● DATA SECTION

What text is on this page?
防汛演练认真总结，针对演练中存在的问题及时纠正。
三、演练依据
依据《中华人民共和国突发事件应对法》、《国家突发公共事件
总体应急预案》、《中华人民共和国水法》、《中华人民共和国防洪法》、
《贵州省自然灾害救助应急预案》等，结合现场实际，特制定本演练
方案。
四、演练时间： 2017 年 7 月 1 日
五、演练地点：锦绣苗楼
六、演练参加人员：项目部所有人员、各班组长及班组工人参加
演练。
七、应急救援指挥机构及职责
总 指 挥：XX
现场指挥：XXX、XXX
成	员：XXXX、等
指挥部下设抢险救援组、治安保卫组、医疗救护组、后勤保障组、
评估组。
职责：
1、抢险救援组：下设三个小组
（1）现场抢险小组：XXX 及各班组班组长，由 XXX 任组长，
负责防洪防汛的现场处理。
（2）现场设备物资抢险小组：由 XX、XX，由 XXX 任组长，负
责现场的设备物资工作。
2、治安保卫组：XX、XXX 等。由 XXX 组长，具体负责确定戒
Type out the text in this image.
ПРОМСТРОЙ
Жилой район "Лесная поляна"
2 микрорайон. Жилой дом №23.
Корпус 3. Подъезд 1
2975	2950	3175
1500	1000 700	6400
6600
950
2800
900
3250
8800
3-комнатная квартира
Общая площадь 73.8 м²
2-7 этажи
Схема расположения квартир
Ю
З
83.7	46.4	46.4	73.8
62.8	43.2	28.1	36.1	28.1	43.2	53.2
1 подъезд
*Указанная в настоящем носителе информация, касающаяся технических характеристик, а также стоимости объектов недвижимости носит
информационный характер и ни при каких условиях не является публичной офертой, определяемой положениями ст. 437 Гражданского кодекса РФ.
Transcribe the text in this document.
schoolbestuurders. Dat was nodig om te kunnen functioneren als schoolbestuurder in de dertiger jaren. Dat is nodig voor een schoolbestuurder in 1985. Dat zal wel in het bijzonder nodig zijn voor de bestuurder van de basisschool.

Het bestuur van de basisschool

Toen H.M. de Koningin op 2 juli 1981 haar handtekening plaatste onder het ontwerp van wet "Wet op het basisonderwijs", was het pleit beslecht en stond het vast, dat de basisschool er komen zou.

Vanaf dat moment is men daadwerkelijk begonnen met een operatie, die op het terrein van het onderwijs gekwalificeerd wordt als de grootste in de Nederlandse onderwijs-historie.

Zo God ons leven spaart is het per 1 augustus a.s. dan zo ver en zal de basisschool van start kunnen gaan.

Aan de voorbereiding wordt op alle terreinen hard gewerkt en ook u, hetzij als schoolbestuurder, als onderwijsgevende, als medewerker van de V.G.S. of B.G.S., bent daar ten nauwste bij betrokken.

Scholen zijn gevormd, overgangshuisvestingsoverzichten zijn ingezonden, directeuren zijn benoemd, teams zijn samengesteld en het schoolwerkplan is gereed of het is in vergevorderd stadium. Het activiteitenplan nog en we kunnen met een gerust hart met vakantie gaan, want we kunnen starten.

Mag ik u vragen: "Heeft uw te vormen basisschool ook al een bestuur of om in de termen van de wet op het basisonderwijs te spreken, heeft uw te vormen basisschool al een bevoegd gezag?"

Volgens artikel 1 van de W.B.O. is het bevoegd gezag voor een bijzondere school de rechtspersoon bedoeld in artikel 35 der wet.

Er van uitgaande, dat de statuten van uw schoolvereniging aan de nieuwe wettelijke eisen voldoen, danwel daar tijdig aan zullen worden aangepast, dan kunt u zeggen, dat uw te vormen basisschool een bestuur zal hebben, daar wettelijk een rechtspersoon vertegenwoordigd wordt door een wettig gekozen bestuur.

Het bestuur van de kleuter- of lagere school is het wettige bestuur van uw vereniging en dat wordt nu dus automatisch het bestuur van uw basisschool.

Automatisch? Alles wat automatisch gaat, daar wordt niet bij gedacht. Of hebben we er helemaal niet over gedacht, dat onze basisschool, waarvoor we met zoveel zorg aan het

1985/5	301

● DIRECTIVE
Transcribe the full listing above without leaving anything out.

● COMPLETE OUTPUT
What text is on this page?
防汛演练认真总结，针对演练中存在的问题及时纠正。
三、演练依据
依据《中华人民共和国突发事件应对法》、《国家突发公共事件
总体应急预案》、《中华人民共和国水法》、《中华人民共和国防洪法》、
《贵州省自然灾害救助应急预案》等，结合现场实际，特制定本演练
方案。
四、演练时间： 2017 年 7 月 1 日
五、演练地点：锦绣苗楼
六、演练参加人员：项目部所有人员、各班组长及班组工人参加
演练。
七、应急救援指挥机构及职责
总 指 挥：XX
现场指挥：XXX、XXX
成	员：XXXX、等
指挥部下设抢险救援组、治安保卫组、医疗救护组、后勤保障组、
评估组。
职责：
1、抢险救援组：下设三个小组
（1）现场抢险小组：XXX 及各班组班组长，由 XXX 任组长，
负责防洪防汛的现场处理。
（2）现场设备物资抢险小组：由 XX、XX，由 XXX 任组长，负
责现场的设备物资工作。
2、治安保卫组：XX、XXX 等。由 XXX 组长，具体负责确定戒
Type out the text in this image.
ПРОМСТРОЙ
Жилой район "Лесная поляна"
2 микрорайон. Жилой дом №23.
Корпус 3. Подъезд 1
2975	2950	3175
1500	1000 700	6400
6600
950
2800
900
3250
8800
3-комнатная квартира
Общая площадь 73.8 м²
2-7 этажи
Схема расположения квартир
Ю
З
83.7	46.4	46.4	73.8
62.8	43.2	28.1	36.1	28.1	43.2	53.2
1 подъезд
*Указанная в настоящем носителе информация, касающаяся технических характеристик, а также стоимости объектов недвижимости носит
информационный характер и ни при каких условиях не является публичной офертой, определяемой положениями ст. 437 Гражданского кодекса РФ.
Transcribe the text in this document.
schoolbestuurders. Dat was nodig om te kunnen functioneren als schoolbestuurder in de dertiger jaren. Dat is nodig voor een schoolbestuurder in 1985. Dat zal wel in het bijzonder nodig zijn voor de bestuurder van de basisschool.

Het bestuur van de basisschool

Toen H.M. de Koningin op 2 juli 1981 haar handtekening plaatste onder het ontwerp van wet "Wet op het basisonderwijs", was het pleit beslecht en stond het vast, dat de basisschool er komen zou.

Vanaf dat moment is men daadwerkelijk begonnen met een operatie, die op het terrein van het onderwijs gekwalificeerd wordt als de grootste in de Nederlandse onderwijs-historie.

Zo God ons leven spaart is het per 1 augustus a.s. dan zo ver en zal de basisschool van start kunnen gaan.

Aan de voorbereiding wordt op alle terreinen hard gewerkt en ook u, hetzij als schoolbestuurder, als onderwijsgevende, als medewerker van de V.G.S. of B.G.S., bent daar ten nauwste bij betrokken.

Scholen zijn gevormd, overgangshuisvestingsoverzichten zijn ingezonden, directeuren zijn benoemd, teams zijn samengesteld en het schoolwerkplan is gereed of het is in vergevorderd stadium. Het activiteitenplan nog en we kunnen met een gerust hart met vakantie gaan, want we kunnen starten.

Mag ik u vragen: "Heeft uw te vormen basisschool ook al een bestuur of om in de termen van de wet op het basisonderwijs te spreken, heeft uw te vormen basisschool al een bevoegd gezag?"

Volgens artikel 1 van de W.B.O. is het bevoegd gezag voor een bijzondere school de rechtspersoon bedoeld in artikel 35 der wet.

Er van uitgaande, dat de statuten van uw schoolvereniging aan de nieuwe wettelijke eisen voldoen, danwel daar tijdig aan zullen worden aangepast, dan kunt u zeggen, dat uw te vormen basisschool een bestuur zal hebben, daar wettelijk een rechtspersoon vertegenwoordigd wordt door een wettig gekozen bestuur.

Het bestuur van de kleuter- of lagere school is het wettige bestuur van uw vereniging en dat wordt nu dus automatisch het bestuur van uw basisschool.

Automatisch? Alles wat automatisch gaat, daar wordt niet bij gedacht. Of hebben we er helemaal niet over gedacht, dat onze basisschool, waarvoor we met zoveel zorg aan het

1985/5	301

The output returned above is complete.